▸ Given instruction:
Output the full material exactly as it appears here.

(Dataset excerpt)
================
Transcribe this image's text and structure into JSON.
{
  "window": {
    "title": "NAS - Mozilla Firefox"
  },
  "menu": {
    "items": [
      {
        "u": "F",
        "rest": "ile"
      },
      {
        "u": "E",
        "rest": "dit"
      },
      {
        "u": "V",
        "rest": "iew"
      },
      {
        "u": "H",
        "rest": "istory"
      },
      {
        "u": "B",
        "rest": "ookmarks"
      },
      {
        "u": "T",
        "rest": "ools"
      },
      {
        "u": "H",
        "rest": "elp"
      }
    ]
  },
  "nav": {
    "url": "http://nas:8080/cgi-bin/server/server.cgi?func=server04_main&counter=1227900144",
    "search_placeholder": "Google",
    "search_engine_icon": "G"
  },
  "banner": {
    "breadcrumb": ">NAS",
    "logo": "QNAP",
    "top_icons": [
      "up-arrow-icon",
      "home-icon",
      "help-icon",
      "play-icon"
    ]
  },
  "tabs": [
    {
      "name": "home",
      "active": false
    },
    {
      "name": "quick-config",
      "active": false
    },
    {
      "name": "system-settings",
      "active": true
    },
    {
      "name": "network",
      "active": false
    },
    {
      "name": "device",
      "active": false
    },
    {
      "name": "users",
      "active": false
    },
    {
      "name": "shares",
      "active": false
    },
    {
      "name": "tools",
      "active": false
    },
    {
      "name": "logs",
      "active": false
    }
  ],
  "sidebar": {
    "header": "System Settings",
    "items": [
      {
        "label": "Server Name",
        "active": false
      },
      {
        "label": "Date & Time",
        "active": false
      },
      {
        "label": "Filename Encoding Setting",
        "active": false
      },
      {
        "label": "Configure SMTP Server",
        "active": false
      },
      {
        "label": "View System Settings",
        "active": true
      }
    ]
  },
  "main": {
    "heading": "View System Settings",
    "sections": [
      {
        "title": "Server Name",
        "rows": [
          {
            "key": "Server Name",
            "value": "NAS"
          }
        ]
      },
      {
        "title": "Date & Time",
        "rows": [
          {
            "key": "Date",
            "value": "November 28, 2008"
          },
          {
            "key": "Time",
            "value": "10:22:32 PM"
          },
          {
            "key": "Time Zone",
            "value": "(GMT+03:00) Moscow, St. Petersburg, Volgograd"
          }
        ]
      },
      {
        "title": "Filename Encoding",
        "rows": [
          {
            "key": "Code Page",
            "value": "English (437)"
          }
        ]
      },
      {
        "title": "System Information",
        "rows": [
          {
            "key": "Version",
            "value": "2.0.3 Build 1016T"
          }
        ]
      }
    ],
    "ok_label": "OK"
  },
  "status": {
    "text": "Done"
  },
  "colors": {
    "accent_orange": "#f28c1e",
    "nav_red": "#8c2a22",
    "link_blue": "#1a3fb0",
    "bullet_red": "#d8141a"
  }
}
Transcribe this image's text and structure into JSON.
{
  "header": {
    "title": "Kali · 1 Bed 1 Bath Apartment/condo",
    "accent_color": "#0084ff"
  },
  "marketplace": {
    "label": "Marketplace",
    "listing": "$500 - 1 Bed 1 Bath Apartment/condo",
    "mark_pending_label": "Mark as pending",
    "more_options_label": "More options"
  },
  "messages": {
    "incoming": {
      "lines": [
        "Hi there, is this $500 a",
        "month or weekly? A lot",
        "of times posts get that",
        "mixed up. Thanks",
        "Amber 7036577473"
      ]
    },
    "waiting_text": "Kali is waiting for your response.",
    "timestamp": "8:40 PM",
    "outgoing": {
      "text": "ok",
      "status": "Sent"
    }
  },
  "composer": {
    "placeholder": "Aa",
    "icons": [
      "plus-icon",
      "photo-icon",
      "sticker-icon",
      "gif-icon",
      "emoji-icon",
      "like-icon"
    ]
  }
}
================
▸ Finished answer:
Transcribe this image's text and structure into JSON.
{
  "window": {
    "title": "NAS - Mozilla Firefox"
  },
  "menu": {
    "items": [
      {
        "u": "F",
        "rest": "ile"
      },
      {
        "u": "E",
        "rest": "dit"
      },
      {
        "u": "V",
        "rest": "iew"
      },
      {
        "u": "H",
        "rest": "istory"
      },
      {
        "u": "B",
        "rest": "ookmarks"
      },
      {
        "u": "T",
        "rest": "ools"
      },
      {
        "u": "H",
        "rest": "elp"
      }
    ]
  },
  "nav": {
    "url": "http://nas:8080/cgi-bin/server/server.cgi?func=server04_main&counter=1227900144",
    "search_placeholder": "Google",
    "search_engine_icon": "G"
  },
  "banner": {
    "breadcrumb": ">NAS",
    "logo": "QNAP",
    "top_icons": [
      "up-arrow-icon",
      "home-icon",
      "help-icon",
      "play-icon"
    ]
  },
  "tabs": [
    {
      "name": "home",
      "active": false
    },
    {
      "name": "quick-config",
      "active": false
    },
    {
      "name": "system-settings",
      "active": true
    },
    {
      "name": "network",
      "active": false
    },
    {
      "name": "device",
      "active": false
    },
    {
      "name": "users",
      "active": false
    },
    {
      "name": "shares",
      "active": false
    },
    {
      "name": "tools",
      "active": false
    },
    {
      "name": "logs",
      "active": false
    }
  ],
  "sidebar": {
    "header": "System Settings",
    "items": [
      {
        "label": "Server Name",
        "active": false
      },
      {
        "label": "Date & Time",
        "active": false
      },
      {
        "label": "Filename Encoding Setting",
        "active": false
      },
      {
        "label": "Configure SMTP Server",
        "active": false
      },
      {
        "label": "View System Settings",
        "active": true
      }
    ]
  },
  "main": {
    "heading": "View System Settings",
    "sections": [
      {
        "title": "Server Name",
        "rows": [
          {
            "key": "Server Name",
            "value": "NAS"
          }
        ]
      },
      {
        "title": "Date & Time",
        "rows": [
          {
            "key": "Date",
            "value": "November 28, 2008"
          },
          {
            "key": "Time",
            "value": "10:22:32 PM"
          },
          {
            "key": "Time Zone",
            "value": "(GMT+03:00) Moscow, St. Petersburg, Volgograd"
          }
        ]
      },
      {
        "title": "Filename Encoding",
        "rows": [
          {
            "key": "Code Page",
            "value": "English (437)"
          }
        ]
      },
      {
        "title": "System Information",
        "rows": [
          {
            "key": "Version",
            "value": "2.0.3 Build 1016T"
          }
        ]
      }
    ],
    "ok_label": "OK"
  },
  "status": {
    "text": "Done"
  },
  "colors": {
    "accent_orange": "#f28c1e",
    "nav_red": "#8c2a22",
    "link_blue": "#1a3fb0",
    "bullet_red": "#d8141a"
  }
}
Transcribe this image's text and structure into JSON.
{
  "header": {
    "title": "Kali · 1 Bed 1 Bath Apartment/condo",
    "accent_color": "#0084ff"
  },
  "marketplace": {
    "label": "Marketplace",
    "listing": "$500 - 1 Bed 1 Bath Apartment/condo",
    "mark_pending_label": "Mark as pending",
    "more_options_label": "More options"
  },
  "messages": {
    "incoming": {
      "lines": [
        "Hi there, is this $500 a",
        "month or weekly? A lot",
        "of times posts get that",
        "mixed up. Thanks",
        "Amber 7036577473"
      ]
    },
    "waiting_text": "Kali is waiting for your response.",
    "timestamp": "8:40 PM",
    "outgoing": {
      "text": "ok",
      "status": "Sent"
    }
  },
  "composer": {
    "placeholder": "Aa",
    "icons": [
      "plus-icon",
      "photo-icon",
      "sticker-icon",
      "gif-icon",
      "emoji-icon",
      "like-icon"
    ]
  }
}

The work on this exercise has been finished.